Text extract ::
========

Discovery of Mineral Wealth and Development of the Region

The discovery of minerals caused him much personal anxiety about the future of his homestead and land. Originally in the unsettled areas as a crown lands lessee before the Act of 1884, he was still agitating for completion of arrangements in 1895 and had lost faith in promises of the government. Neither the Lands nor Mines Departments accepted responsibility for the area until eventually, after enlisting the aid of various friends, his runs were acknowledged to be under the jurisdiction of the Department of Lands.

The arrival of the railway and the closeness of the township caused him to move his stock to Nyechum, Queensland.

Family
Children of John and Catherine Atherton:

  Edmund Henry Atherton   (1863-1919)
  William Atherton    (1865-1940)  took up Chillagoe, Queensland, near by on the tributaries of the Mitchell River.

The discovery of copper resulted in the growth of the Chillagoe township.

  Lucy Julia Atherton    (1867-unknown), who wrote his bibliography which was published in 1969 
  Esther Annie Atherton    (1869-1962)  
  Ada Mary Atherton    (1871-unknown) 
  Kate Maud Atherton    (1873-1951)

========

Layout annotation records ::
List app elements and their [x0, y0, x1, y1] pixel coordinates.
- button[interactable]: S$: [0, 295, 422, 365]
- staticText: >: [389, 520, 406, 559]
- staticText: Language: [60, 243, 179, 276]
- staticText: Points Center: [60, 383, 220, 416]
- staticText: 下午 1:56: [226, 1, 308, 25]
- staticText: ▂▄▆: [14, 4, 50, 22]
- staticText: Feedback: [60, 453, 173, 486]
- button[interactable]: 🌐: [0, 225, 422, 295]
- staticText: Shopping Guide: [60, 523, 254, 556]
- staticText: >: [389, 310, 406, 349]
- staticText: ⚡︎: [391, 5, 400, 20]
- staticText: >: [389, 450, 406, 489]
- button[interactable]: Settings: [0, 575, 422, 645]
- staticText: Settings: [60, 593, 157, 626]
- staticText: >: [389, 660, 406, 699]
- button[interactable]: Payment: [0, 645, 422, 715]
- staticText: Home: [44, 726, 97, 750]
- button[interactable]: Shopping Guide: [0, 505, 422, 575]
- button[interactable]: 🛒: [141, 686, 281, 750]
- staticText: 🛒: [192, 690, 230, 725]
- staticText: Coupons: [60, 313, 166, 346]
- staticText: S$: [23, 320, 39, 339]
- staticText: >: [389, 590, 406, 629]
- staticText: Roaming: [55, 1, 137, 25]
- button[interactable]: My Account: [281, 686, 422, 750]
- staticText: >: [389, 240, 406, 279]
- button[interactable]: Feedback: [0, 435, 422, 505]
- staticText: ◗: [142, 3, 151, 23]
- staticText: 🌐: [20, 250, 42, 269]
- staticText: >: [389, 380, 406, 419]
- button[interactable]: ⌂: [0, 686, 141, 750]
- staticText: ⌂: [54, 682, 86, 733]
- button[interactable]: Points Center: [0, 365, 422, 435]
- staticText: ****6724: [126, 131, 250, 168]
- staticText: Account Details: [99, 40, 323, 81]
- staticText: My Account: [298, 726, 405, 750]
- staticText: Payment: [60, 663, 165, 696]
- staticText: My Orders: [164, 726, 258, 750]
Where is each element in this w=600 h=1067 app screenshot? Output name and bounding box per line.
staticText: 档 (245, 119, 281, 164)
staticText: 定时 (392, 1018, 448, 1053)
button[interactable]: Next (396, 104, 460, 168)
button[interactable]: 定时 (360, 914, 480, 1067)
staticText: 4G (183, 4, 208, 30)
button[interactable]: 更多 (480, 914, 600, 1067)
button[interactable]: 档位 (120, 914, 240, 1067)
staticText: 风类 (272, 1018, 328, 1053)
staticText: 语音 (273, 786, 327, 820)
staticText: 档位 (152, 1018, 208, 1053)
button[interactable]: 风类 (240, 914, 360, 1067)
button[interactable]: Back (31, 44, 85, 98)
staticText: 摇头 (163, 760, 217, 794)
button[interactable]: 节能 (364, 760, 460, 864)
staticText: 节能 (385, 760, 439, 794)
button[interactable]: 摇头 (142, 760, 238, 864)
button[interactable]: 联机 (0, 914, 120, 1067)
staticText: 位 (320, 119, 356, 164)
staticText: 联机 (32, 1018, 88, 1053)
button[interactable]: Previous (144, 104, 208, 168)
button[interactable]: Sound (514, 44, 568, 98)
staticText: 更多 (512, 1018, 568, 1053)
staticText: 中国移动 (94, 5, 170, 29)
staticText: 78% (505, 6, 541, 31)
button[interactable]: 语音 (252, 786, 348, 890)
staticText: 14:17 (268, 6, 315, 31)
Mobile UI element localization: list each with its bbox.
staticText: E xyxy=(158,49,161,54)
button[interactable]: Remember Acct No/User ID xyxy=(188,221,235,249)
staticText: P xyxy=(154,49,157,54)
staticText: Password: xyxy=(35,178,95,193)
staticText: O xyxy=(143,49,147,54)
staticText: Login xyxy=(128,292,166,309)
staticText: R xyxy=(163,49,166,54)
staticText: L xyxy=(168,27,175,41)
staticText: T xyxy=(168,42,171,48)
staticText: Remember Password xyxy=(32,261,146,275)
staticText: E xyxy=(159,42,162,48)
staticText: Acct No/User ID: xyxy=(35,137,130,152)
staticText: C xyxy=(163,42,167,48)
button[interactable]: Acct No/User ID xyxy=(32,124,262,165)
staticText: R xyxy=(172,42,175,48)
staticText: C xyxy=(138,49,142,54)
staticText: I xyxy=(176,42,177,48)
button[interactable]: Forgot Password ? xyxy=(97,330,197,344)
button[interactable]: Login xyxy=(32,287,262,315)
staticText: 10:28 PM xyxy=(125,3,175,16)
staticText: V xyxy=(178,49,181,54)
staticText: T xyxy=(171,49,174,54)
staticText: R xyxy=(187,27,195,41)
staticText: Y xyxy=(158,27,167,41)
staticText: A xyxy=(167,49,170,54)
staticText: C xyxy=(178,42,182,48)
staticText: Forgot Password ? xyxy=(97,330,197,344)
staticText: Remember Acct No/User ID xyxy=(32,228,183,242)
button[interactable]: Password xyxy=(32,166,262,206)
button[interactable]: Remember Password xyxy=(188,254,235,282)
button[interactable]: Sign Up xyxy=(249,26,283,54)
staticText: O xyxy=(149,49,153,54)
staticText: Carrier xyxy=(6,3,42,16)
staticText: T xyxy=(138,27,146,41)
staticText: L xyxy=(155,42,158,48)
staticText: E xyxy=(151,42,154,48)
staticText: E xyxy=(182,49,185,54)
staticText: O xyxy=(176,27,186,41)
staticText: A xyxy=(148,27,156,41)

========

Short exercise 1 :: Do these statements agree with the text on mineral wealth and the Atherton family? For each, answer yes or no and quote the deciding words of the text. (a) William Atherton took up Chillagoe on the tributaries of the Mitchell River. (b) The discovery of gold resulted in the growth of the Chillagoe township. (c) Lucy Julia Atherton's work was published in 1969.
Short exercise 2 :: Can you carry the text on mineral wealth and the Atherton family forward from the point where it stops?

Task output 1 ::
(a) Yes: "took up Chillagoe, Queensland, near by on the tributaries of the Mitchell River."
(b) No: "The discovery of copper resulted in the growth of the Chillagoe township."
(c) Yes: "which was published in 1969"

Task output 2 ::
  John Grainger Atherton    (1875-unknown) 
  Mabel Alice Atherton    (1877-1880) 
  Ernest Albert Atherton    (1879-1954), was elected to the Queensland parliament in 1929 as member for Chillagoe, and was Secretary for Mines from 1929 to 1932.

Later life

In later life he continued to dress like an overlander and was a colourful figure, carrying all his life a facial scar, the result of a stone tomahawk thrown from ambush. President of the Turf Club in 1908, he was also patron of the Mareeba District Mining, Pastoral, Agricultural and Industrial Association. He was a member of the Church of England throughout his life.

He died at his homestead on 16 May 1913 and was buried in the family cemetery at Emerald End, Mareeba.

Legacy

His family papers collection have been preserved by the State Library of Queensland. The collection consists of a journal dated 1884, correspondence, postcards, photographs, maps, sketches, invitations, share certificates, poems, etc... also correspondence from his sister Alice and other members of his family. There are a total of 107 letters, ranging from 1877 to 1896, mainly between members of the Atherton family, describing life and conditions on Emerald End Station. There is also some of his correspondence with Robert Philip, J. Byrnes and various officials of the Queensland Government regarding land in the Mareeba District.

Biography
 
 
 Bolton, Geoffrey Curgenven. A Thousand Miles Away : A History of North Queensland to 1920. Australian National University Press, 1963 
 Votes and Proceedings (Legislative Assembly, Queensland), 1886, 2, 1113
 John Atherton family letters, 1862-1958 (State Library of Queensland)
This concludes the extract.